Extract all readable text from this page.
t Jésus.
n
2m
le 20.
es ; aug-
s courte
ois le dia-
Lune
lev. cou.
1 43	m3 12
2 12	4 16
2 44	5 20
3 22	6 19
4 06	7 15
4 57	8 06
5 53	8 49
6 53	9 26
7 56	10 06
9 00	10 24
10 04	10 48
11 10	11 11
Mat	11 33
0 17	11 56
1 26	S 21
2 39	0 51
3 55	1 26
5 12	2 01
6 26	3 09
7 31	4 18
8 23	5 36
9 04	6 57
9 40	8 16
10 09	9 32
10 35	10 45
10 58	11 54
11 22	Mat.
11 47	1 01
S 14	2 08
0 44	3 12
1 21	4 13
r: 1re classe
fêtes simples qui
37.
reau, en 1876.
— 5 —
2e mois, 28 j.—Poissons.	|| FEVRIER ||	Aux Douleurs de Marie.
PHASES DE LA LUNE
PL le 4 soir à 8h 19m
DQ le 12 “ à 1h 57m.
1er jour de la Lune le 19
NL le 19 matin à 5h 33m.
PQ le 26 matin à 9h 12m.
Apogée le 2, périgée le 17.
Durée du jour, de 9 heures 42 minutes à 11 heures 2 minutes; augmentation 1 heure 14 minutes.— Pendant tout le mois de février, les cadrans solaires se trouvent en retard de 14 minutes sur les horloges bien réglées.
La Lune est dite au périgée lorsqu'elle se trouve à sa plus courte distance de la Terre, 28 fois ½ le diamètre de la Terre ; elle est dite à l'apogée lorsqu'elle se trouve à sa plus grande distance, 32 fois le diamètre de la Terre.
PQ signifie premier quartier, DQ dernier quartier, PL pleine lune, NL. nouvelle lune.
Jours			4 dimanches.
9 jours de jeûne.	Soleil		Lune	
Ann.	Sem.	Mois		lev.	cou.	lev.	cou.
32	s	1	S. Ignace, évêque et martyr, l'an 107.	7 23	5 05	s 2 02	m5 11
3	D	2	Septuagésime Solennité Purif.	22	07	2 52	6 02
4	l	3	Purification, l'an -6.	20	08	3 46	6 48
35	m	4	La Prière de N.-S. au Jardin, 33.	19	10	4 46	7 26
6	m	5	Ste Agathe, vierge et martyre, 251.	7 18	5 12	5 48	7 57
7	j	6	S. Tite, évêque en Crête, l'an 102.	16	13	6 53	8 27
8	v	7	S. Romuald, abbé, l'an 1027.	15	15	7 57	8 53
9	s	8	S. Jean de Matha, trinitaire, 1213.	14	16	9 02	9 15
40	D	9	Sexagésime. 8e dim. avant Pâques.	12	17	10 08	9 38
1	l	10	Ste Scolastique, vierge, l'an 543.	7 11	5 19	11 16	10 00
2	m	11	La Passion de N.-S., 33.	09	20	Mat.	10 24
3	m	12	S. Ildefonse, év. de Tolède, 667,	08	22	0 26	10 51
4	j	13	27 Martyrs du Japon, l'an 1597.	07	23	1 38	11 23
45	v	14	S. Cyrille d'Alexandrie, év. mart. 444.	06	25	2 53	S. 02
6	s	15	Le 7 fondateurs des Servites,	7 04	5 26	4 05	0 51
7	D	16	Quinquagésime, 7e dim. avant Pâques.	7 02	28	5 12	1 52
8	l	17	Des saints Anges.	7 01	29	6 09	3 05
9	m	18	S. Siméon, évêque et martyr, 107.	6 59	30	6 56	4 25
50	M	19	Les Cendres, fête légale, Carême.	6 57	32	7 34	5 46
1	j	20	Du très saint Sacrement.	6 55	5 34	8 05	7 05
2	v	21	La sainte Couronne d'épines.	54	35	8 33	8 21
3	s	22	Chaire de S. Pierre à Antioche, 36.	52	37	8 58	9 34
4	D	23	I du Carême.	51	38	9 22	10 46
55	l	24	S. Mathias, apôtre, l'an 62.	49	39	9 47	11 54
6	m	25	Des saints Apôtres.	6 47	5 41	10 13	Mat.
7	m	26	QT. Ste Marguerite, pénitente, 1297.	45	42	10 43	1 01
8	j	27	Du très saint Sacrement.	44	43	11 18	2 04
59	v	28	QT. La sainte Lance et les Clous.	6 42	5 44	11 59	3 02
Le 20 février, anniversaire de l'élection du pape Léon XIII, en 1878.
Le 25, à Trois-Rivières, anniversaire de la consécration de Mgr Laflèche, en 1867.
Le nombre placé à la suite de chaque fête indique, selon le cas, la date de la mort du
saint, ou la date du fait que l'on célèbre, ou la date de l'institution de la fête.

§ §

**Your objective**:
Write out the entries above once more, without altering anything.

**Solution to this exercise**:
Extract all readable text from this page.
t Jésus.
n
2m
le 20.
es ; aug-
s courte
ois le dia-
Lune
lev. cou.
1 43	m3 12
2 12	4 16
2 44	5 20
3 22	6 19
4 06	7 15
4 57	8 06
5 53	8 49
6 53	9 26
7 56	10 06
9 00	10 24
10 04	10 48
11 10	11 11
Mat	11 33
0 17	11 56
1 26	S 21
2 39	0 51
3 55	1 26
5 12	2 01
6 26	3 09
7 31	4 18
8 23	5 36
9 04	6 57
9 40	8 16
10 09	9 32
10 35	10 45
10 58	11 54
11 22	Mat.
11 47	1 01
S 14	2 08
0 44	3 12
1 21	4 13
r: 1re classe
fêtes simples qui
37.
reau, en 1876.
— 5 —
2e mois, 28 j.—Poissons.	|| FEVRIER ||	Aux Douleurs de Marie.
PHASES DE LA LUNE
PL le 4 soir à 8h 19m
DQ le 12 “ à 1h 57m.
1er jour de la Lune le 19
NL le 19 matin à 5h 33m.
PQ le 26 matin à 9h 12m.
Apogée le 2, périgée le 17.
Durée du jour, de 9 heures 42 minutes à 11 heures 2 minutes; augmentation 1 heure 14 minutes.— Pendant tout le mois de février, les cadrans solaires se trouvent en retard de 14 minutes sur les horloges bien réglées.
La Lune est dite au périgée lorsqu'elle se trouve à sa plus courte distance de la Terre, 28 fois ½ le diamètre de la Terre ; elle est dite à l'apogée lorsqu'elle se trouve à sa plus grande distance, 32 fois le diamètre de la Terre.
PQ signifie premier quartier, DQ dernier quartier, PL pleine lune, NL. nouvelle lune.
Jours			4 dimanches.
9 jours de jeûne.	Soleil		Lune	
Ann.	Sem.	Mois		lev.	cou.	lev.	cou.
32	s	1	S. Ignace, évêque et martyr, l'an 107.	7 23	5 05	s 2 02	m5 11
3	D	2	Septuagésime Solennité Purif.	22	07	2 52	6 02
4	l	3	Purification, l'an -6.	20	08	3 46	6 48
35	m	4	La Prière de N.-S. au Jardin, 33.	19	10	4 46	7 26
6	m	5	Ste Agathe, vierge et martyre, 251.	7 18	5 12	5 48	7 57
7	j	6	S. Tite, évêque en Crête, l'an 102.	16	13	6 53	8 27
8	v	7	S. Romuald, abbé, l'an 1027.	15	15	7 57	8 53
9	s	8	S. Jean de Matha, trinitaire, 1213.	14	16	9 02	9 15
40	D	9	Sexagésime. 8e dim. avant Pâques.	12	17	10 08	9 38
1	l	10	Ste Scolastique, vierge, l'an 543.	7 11	5 19	11 16	10 00
2	m	11	La Passion de N.-S., 33.	09	20	Mat.	10 24
3	m	12	S. Ildefonse, év. de Tolède, 667,	08	22	0 26	10 51
4	j	13	27 Martyrs du Japon, l'an 1597.	07	23	1 38	11 23
45	v	14	S. Cyrille d'Alexandrie, év. mart. 444.	06	25	2 53	S. 02
6	s	15	Le 7 fondateurs des Servites,	7 04	5 26	4 05	0 51
7	D	16	Quinquagésime, 7e dim. avant Pâques.	7 02	28	5 12	1 52
8	l	17	Des saints Anges.	7 01	29	6 09	3 05
9	m	18	S. Siméon, évêque et martyr, 107.	6 59	30	6 56	4 25
50	M	19	Les Cendres, fête légale, Carême.	6 57	32	7 34	5 46
1	j	20	Du très saint Sacrement.	6 55	5 34	8 05	7 05
2	v	21	La sainte Couronne d'épines.	54	35	8 33	8 21
3	s	22	Chaire de S. Pierre à Antioche, 36.	52	37	8 58	9 34
4	D	23	I du Carême.	51	38	9 22	10 46
55	l	24	S. Mathias, apôtre, l'an 62.	49	39	9 47	11 54
6	m	25	Des saints Apôtres.	6 47	5 41	10 13	Mat.
7	m	26	QT. Ste Marguerite, pénitente, 1297.	45	42	10 43	1 01
8	j	27	Du très saint Sacrement.	44	43	11 18	2 04
59	v	28	QT. La sainte Lance et les Clous.	6 42	5 44	11 59	3 02
Le 20 février, anniversaire de l'élection du pape Léon XIII, en 1878.
Le 25, à Trois-Rivières, anniversaire de la consécration de Mgr Laflèche, en 1867.
Le nombre placé à la suite de chaque fête indique, selon le cas, la date de la mort du
saint, ou la date du fait que l'on célèbre, ou la date de l'institution de la fête.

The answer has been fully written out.